■ **Goal**:
Give the number of lines that contain the string "지급기준에", and nothing else.

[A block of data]
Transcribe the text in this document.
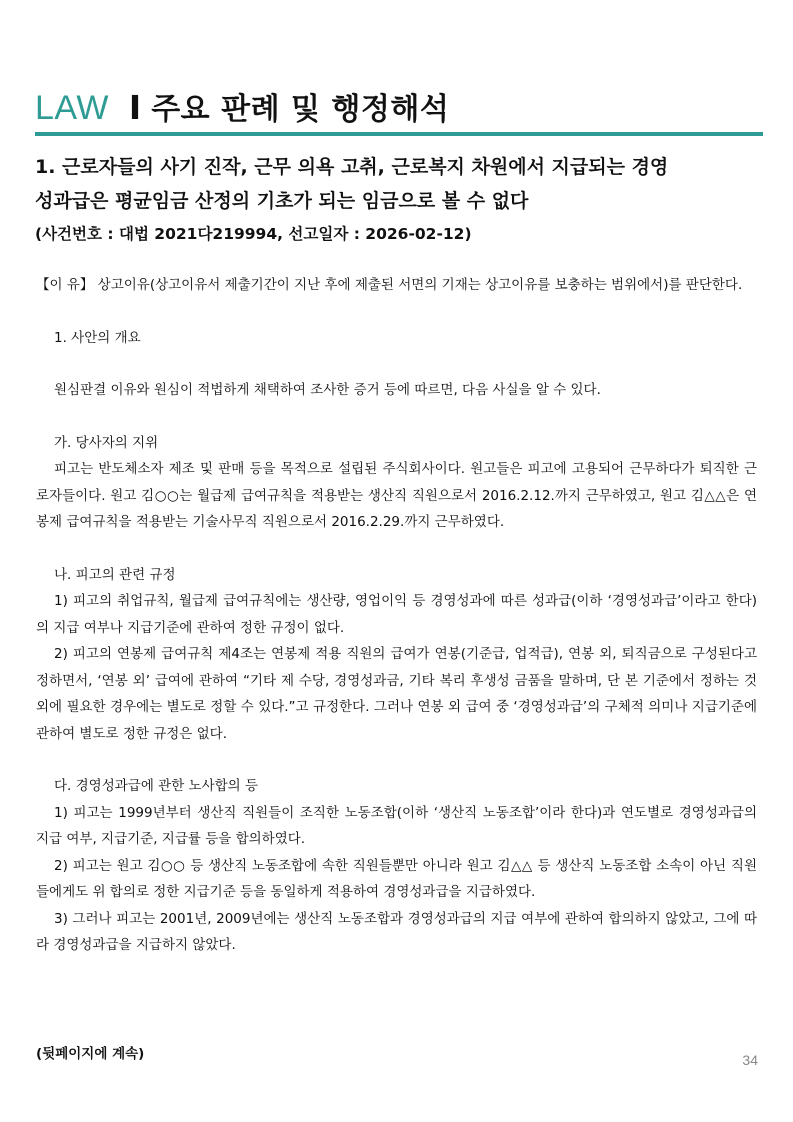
LAW I 주요 판례 및 행정해석
1. 근로자들의 사기 진작, 근무 의욕 고취, 근로복지 차원에서 지급되는 경영
성과급은 평균임금 산정의 기초가 되는 임금으로 볼 수 없다
(사건번호 : 대법 2021다219994, 선고일자 : 2026-02-12)

【이 유】 상고이유(상고이유서 제출기간이 지난 후에 제출된 서면의 기재는 상고이유를 보충하는 범위에서)를 판단한다.

1. 사안의 개요

원심판결 이유와 원심이 적법하게 채택하여 조사한 증거 등에 따르면, 다음 사실을 알 수 있다.

가. 당사자의 지위

피고는 반도체소자 제조 및 판매 등을 목적으로 설립된 주식회사이다. 원고들은 피고에 고용되어 근무하다가 퇴직한 근로자들이다. 원고 김○○는 월급제 급여규칙을 적용받는 생산직 직원으로서 2016.2.12.까지 근무하였고, 원고 김△△은 연봉제 급여규칙을 적용받는 기술사무직 직원으로서 2016.2.29.까지 근무하였다.

나. 피고의 관련 규정

1) 피고의 취업규칙, 월급제 급여규칙에는 생산량, 영업이익 등 경영성과에 따른 성과급(이하 ‘경영성과급’이라고 한다)의 지급 여부나 지급기준에 관하여 정한 규정이 없다.

2) 피고의 연봉제 급여규칙 제4조는 연봉제 적용 직원의 급여가 연봉(기준급, 업적급), 연봉 외, 퇴직금으로 구성된다고 정하면서, ‘연봉 외’ 급여에 관하여 “기타 제 수당, 경영성과금, 기타 복리 후생성 금품을 말하며, 단 본 기준에서 정하는 것 외에 필요한 경우에는 별도로 정할 수 있다.”고 규정한다. 그러나 연봉 외 급여 중 ‘경영성과급’의 구체적 의미나 지급기준에 관하여 별도로 정한 규정은 없다.

다. 경영성과급에 관한 노사합의 등

1) 피고는 1999년부터 생산직 직원들이 조직한 노동조합(이하 ‘생산직 노동조합’이라 한다)과 연도별로 경영성과급의 지급 여부, 지급기준, 지급률 등을 합의하였다.

2) 피고는 원고 김○○ 등 생산직 노동조합에 속한 직원들뿐만 아니라 원고 김△△ 등 생산직 노동조합 소속이 아닌 직원들에게도 위 합의로 정한 지급기준 등을 동일하게 적용하여 경영성과급을 지급하였다.

3) 그러나 피고는 2001년, 2009년에는 생산직 노동조합과 경영성과급의 지급 여부에 관하여 합의하지 않았고, 그에 따라 경영성과급을 지급하지 않았다.

(뒷페이지에 계속)	34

■ **Solution for this task**:
2